- _TASK_: Your task is to copy every line of the entries that contains "simulation".

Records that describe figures
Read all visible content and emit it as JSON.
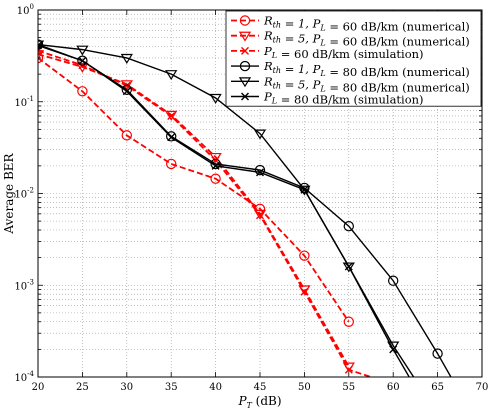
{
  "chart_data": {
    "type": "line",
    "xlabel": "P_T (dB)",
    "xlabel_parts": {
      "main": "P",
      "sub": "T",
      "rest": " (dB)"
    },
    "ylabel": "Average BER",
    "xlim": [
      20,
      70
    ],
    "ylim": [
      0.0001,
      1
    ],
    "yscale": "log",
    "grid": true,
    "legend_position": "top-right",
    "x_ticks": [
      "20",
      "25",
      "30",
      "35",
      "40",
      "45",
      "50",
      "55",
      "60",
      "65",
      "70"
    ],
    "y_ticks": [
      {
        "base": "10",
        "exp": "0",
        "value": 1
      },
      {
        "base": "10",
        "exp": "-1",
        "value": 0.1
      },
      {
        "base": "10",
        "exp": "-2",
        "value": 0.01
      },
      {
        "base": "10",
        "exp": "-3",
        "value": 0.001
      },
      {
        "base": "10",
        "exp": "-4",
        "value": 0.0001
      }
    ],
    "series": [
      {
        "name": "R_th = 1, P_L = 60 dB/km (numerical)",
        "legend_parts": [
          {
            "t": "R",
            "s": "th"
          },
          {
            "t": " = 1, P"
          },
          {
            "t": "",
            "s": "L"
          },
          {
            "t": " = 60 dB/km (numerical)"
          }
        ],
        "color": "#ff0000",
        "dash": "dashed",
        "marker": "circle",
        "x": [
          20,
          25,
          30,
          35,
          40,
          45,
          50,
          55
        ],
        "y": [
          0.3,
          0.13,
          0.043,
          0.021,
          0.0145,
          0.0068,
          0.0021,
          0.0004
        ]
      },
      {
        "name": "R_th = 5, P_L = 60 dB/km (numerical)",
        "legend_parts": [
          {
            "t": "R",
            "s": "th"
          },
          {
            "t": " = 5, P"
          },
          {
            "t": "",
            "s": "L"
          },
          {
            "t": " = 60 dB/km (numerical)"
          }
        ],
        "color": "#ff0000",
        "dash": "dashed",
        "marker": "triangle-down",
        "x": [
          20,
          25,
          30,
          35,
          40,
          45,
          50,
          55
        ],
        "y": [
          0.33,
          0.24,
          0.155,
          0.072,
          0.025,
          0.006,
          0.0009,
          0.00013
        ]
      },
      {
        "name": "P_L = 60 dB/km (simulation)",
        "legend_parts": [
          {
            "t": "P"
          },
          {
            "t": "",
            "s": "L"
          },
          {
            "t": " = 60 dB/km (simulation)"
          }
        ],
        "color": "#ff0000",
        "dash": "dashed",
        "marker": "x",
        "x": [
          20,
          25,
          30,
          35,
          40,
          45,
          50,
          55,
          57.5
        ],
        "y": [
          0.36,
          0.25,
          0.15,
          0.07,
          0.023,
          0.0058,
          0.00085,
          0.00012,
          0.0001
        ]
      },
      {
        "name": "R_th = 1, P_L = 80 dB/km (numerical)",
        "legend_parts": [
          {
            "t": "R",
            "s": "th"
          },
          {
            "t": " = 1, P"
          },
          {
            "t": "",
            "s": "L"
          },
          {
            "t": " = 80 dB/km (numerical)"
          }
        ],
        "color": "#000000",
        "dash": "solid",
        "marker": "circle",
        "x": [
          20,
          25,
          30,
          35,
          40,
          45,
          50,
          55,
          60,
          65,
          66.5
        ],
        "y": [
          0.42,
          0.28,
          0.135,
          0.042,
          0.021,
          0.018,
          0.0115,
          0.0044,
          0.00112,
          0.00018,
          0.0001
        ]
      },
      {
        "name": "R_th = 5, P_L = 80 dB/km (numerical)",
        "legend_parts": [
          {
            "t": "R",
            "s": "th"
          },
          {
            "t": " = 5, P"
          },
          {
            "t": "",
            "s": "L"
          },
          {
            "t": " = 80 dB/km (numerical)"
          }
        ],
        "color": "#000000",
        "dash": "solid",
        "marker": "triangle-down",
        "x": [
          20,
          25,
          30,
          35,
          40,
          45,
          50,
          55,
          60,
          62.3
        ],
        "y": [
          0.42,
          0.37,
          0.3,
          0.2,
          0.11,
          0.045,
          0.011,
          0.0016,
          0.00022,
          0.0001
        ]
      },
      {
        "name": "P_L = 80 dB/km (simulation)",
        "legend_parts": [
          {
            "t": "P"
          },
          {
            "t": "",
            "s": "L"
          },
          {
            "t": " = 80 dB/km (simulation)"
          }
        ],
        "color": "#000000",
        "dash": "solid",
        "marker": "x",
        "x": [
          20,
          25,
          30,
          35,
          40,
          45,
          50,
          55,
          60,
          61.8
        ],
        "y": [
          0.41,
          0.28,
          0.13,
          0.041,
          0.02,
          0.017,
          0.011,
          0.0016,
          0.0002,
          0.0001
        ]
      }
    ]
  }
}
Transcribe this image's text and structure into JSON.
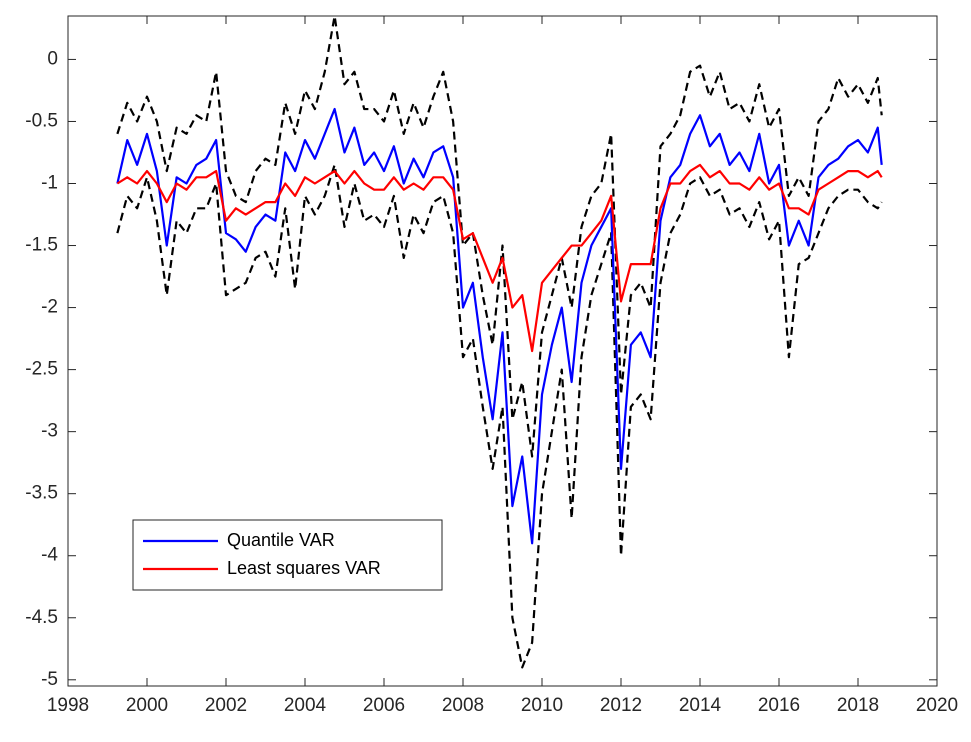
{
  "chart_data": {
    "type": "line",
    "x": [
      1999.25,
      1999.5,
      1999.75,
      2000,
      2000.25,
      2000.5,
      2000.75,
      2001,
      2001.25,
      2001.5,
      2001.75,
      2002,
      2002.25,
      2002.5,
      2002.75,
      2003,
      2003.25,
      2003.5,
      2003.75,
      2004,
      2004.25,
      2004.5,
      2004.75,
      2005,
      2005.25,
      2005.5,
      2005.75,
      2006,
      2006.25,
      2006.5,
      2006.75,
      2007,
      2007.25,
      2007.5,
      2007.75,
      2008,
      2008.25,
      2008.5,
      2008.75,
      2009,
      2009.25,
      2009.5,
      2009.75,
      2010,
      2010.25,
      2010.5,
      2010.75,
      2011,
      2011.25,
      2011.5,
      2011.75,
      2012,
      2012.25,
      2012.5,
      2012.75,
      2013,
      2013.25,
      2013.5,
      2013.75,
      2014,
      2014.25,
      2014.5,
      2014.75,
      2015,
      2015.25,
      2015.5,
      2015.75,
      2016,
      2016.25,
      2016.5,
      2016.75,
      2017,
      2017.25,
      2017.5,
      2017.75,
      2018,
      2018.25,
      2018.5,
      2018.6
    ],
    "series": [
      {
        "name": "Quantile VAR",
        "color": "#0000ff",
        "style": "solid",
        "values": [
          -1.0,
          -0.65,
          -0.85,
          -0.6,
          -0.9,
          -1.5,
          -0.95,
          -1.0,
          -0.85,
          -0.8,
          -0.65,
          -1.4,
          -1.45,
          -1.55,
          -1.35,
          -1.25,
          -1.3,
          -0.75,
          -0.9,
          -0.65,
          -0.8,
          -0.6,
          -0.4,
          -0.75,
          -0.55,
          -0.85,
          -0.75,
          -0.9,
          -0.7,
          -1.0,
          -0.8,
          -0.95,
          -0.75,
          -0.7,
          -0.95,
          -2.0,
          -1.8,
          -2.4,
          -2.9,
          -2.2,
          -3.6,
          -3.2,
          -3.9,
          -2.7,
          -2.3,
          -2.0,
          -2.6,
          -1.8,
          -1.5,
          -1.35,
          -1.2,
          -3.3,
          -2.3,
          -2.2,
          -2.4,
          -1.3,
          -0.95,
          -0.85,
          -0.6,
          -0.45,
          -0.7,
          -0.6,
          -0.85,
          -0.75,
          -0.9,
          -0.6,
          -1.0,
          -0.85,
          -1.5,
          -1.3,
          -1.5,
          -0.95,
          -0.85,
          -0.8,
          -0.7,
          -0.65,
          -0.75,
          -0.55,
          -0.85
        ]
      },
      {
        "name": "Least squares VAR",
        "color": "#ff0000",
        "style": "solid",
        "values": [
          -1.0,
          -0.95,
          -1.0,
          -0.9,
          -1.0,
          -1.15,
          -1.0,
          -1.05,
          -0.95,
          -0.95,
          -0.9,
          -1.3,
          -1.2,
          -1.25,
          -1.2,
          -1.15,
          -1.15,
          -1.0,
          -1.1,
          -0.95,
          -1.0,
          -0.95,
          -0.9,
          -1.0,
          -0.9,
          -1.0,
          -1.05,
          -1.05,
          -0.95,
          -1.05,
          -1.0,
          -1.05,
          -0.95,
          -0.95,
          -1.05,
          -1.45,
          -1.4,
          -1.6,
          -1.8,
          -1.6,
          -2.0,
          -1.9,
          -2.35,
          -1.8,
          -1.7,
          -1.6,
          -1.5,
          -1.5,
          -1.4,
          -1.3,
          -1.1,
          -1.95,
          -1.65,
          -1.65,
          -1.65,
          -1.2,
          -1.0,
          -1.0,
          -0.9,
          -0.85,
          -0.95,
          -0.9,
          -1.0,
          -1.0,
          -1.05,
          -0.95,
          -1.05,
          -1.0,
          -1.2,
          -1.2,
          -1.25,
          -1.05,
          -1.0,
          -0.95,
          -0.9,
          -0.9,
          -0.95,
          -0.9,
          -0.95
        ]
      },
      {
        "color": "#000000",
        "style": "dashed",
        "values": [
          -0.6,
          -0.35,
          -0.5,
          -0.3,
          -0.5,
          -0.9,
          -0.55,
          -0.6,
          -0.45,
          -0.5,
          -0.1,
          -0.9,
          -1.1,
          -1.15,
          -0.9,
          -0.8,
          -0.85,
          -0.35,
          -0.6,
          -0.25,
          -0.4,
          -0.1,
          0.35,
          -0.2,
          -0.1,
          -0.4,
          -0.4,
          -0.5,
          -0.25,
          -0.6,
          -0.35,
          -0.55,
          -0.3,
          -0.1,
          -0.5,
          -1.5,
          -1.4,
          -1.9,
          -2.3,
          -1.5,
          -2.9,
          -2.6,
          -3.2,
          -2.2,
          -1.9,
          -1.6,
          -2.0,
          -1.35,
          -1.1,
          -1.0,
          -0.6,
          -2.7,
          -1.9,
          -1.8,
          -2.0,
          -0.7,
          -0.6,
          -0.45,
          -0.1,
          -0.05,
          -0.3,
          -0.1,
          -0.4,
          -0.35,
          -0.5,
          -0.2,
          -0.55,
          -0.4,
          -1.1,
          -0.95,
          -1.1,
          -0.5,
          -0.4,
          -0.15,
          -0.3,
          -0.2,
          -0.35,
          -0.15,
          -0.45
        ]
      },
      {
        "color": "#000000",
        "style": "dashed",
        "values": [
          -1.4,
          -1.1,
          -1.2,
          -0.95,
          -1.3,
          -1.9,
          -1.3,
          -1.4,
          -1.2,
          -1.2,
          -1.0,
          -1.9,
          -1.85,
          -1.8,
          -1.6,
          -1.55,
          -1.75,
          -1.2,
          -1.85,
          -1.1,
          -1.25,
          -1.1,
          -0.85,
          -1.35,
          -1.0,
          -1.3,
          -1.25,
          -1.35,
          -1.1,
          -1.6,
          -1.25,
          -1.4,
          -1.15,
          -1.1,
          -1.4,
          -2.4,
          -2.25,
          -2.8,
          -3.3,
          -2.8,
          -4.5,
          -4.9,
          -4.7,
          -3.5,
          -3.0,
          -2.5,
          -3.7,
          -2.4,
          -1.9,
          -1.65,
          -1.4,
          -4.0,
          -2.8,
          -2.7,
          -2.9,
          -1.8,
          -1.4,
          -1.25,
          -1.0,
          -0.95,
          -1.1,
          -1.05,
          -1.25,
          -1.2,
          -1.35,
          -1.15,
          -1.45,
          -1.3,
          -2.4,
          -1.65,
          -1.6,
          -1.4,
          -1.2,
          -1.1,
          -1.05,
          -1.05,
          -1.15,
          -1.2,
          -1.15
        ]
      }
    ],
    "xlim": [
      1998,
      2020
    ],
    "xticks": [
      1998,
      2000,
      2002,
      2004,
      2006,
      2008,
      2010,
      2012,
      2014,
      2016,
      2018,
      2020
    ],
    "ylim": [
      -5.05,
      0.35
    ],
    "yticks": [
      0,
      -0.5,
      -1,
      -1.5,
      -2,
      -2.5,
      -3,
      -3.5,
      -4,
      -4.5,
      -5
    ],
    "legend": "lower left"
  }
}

- _THE OUTPUT_:
        "name": "P_L = 60 dB/km (simulation)",
            "t": " = 60 dB/km (simulation)"
        "name": "P_L = 80 dB/km (simulation)",
            "t": " = 80 dB/km (simulation)"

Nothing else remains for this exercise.